» **SET EXERCISE**: Return every line of the material exactly.

(begin)

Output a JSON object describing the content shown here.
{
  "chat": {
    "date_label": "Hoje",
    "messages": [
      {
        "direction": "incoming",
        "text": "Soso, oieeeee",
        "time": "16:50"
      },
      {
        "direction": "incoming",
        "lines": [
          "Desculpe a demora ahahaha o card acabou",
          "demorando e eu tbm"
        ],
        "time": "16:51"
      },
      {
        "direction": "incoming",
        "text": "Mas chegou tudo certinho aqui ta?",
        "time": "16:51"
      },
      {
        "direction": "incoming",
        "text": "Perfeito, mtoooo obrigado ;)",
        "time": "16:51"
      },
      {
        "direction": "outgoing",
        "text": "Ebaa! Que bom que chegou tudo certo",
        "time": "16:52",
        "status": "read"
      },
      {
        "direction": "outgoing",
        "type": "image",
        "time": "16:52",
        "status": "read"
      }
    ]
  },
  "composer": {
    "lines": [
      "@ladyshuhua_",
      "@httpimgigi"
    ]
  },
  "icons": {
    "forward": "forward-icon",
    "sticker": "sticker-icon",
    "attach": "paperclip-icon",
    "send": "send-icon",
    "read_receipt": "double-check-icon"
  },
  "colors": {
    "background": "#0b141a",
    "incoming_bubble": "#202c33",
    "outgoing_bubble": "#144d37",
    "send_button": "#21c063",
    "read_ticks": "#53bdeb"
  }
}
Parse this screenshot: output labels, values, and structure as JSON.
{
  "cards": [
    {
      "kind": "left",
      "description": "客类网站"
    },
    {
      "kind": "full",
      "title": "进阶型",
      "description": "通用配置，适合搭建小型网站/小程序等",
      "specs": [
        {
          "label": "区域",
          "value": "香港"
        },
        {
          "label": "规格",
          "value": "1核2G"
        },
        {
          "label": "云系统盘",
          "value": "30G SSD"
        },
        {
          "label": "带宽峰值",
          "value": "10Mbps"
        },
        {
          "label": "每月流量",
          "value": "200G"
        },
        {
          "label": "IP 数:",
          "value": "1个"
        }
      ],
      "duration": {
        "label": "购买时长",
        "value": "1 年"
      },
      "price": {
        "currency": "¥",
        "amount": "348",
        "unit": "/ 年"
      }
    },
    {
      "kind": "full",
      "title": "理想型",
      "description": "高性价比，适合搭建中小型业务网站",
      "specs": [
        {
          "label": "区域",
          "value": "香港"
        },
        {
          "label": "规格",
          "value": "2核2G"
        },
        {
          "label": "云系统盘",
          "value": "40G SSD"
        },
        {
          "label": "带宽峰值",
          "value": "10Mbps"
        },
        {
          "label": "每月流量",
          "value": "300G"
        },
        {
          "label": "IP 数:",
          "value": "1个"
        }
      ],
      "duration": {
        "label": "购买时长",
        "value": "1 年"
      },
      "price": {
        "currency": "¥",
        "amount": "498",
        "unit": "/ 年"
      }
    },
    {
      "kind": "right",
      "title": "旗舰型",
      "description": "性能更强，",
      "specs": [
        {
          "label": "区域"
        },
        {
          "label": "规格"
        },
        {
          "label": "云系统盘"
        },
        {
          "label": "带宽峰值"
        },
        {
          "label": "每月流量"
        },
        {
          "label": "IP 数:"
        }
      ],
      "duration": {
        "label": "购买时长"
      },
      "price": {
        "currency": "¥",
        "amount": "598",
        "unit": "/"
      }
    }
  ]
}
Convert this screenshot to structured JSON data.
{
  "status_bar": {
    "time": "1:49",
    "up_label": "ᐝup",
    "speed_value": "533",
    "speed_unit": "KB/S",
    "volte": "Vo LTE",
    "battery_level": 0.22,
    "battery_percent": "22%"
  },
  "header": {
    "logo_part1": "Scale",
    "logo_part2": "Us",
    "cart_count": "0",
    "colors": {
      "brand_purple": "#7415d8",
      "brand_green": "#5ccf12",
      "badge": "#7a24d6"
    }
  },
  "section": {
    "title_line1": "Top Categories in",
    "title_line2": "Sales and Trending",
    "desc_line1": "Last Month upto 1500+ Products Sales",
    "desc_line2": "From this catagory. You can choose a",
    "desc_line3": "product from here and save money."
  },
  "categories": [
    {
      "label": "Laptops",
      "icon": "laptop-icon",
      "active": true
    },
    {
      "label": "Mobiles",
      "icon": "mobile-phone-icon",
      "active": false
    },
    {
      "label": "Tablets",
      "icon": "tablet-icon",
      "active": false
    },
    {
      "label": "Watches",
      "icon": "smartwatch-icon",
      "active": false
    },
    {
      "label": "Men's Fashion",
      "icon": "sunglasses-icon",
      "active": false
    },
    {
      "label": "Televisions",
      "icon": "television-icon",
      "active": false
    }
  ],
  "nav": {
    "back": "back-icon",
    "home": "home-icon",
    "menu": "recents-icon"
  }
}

(end)

» **RESPONSE TO THIS EXERCISE**:
Output a JSON object describing the content shown here.
{
  "chat": {
    "date_label": "Hoje",
    "messages": [
      {
        "direction": "incoming",
        "text": "Soso, oieeeee",
        "time": "16:50"
      },
      {
        "direction": "incoming",
        "lines": [
          "Desculpe a demora ahahaha o card acabou",
          "demorando e eu tbm"
        ],
        "time": "16:51"
      },
      {
        "direction": "incoming",
        "text": "Mas chegou tudo certinho aqui ta?",
        "time": "16:51"
      },
      {
        "direction": "incoming",
        "text": "Perfeito, mtoooo obrigado ;)",
        "time": "16:51"
      },
      {
        "direction": "outgoing",
        "text": "Ebaa! Que bom que chegou tudo certo",
        "time": "16:52",
        "status": "read"
      },
      {
        "direction": "outgoing",
        "type": "image",
        "time": "16:52",
        "status": "read"
      }
    ]
  },
  "composer": {
    "lines": [
      "@ladyshuhua_",
      "@httpimgigi"
    ]
  },
  "icons": {
    "forward": "forward-icon",
    "sticker": "sticker-icon",
    "attach": "paperclip-icon",
    "send": "send-icon",
    "read_receipt": "double-check-icon"
  },
  "colors": {
    "background": "#0b141a",
    "incoming_bubble": "#202c33",
    "outgoing_bubble": "#144d37",
    "send_button": "#21c063",
    "read_ticks": "#53bdeb"
  }
}
Parse this screenshot: output labels, values, and structure as JSON.
{
  "cards": [
    {
      "kind": "left",
      "description": "客类网站"
    },
    {
      "kind": "full",
      "title": "进阶型",
      "description": "通用配置，适合搭建小型网站/小程序等",
      "specs": [
        {
          "label": "区域",
          "value": "香港"
        },
        {
          "label": "规格",
          "value": "1核2G"
        },
        {
          "label": "云系统盘",
          "value": "30G SSD"
        },
        {
          "label": "带宽峰值",
          "value": "10Mbps"
        },
        {
          "label": "每月流量",
          "value": "200G"
        },
        {
          "label": "IP 数:",
          "value": "1个"
        }
      ],
      "duration": {
        "label": "购买时长",
        "value": "1 年"
      },
      "price": {
        "currency": "¥",
        "amount": "348",
        "unit": "/ 年"
      }
    },
    {
      "kind": "full",
      "title": "理想型",
      "description": "高性价比，适合搭建中小型业务网站",
      "specs": [
        {
          "label": "区域",
          "value": "香港"
        },
        {
          "label": "规格",
          "value": "2核2G"
        },
        {
          "label": "云系统盘",
          "value": "40G SSD"
        },
        {
          "label": "带宽峰值",
          "value": "10Mbps"
        },
        {
          "label": "每月流量",
          "value": "300G"
        },
        {
          "label": "IP 数:",
          "value": "1个"
        }
      ],
      "duration": {
        "label": "购买时长",
        "value": "1 年"
      },
      "price": {
        "currency": "¥",
        "amount": "498",
        "unit": "/ 年"
      }
    },
    {
      "kind": "right",
      "title": "旗舰型",
      "description": "性能更强，",
      "specs": [
        {
          "label": "区域"
        },
        {
          "label": "规格"
        },
        {
          "label": "云系统盘"
        },
        {
          "label": "带宽峰值"
        },
        {
          "label": "每月流量"
        },
        {
          "label": "IP 数:"
        }
      ],
      "duration": {
        "label": "购买时长"
      },
      "price": {
        "currency": "¥",
        "amount": "598",
        "unit": "/"
      }
    }
  ]
}
Convert this screenshot to structured JSON data.
{
  "status_bar": {
    "time": "1:49",
    "up_label": "ᐝup",
    "speed_value": "533",
    "speed_unit": "KB/S",
    "volte": "Vo LTE",
    "battery_level": 0.22,
    "battery_percent": "22%"
  },
  "header": {
    "logo_part1": "Scale",
    "logo_part2": "Us",
    "cart_count": "0",
    "colors": {
      "brand_purple": "#7415d8",
      "brand_green": "#5ccf12",
      "badge": "#7a24d6"
    }
  },
  "section": {
    "title_line1": "Top Categories in",
    "title_line2": "Sales and Trending",
    "desc_line1": "Last Month upto 1500+ Products Sales",
    "desc_line2": "From this catagory. You can choose a",
    "desc_line3": "product from here and save money."
  },
  "categories": [
    {
      "label": "Laptops",
      "icon": "laptop-icon",
      "active": true
    },
    {
      "label": "Mobiles",
      "icon": "mobile-phone-icon",
      "active": false
    },
    {
      "label": "Tablets",
      "icon": "tablet-icon",
      "active": false
    },
    {
      "label": "Watches",
      "icon": "smartwatch-icon",
      "active": false
    },
    {
      "label": "Men's Fashion",
      "icon": "sunglasses-icon",
      "active": false
    },
    {
      "label": "Televisions",
      "icon": "television-icon",
      "active": false
    }
  ],
  "nav": {
    "back": "back-icon",
    "home": "home-icon",
    "menu": "recents-icon"
  }
}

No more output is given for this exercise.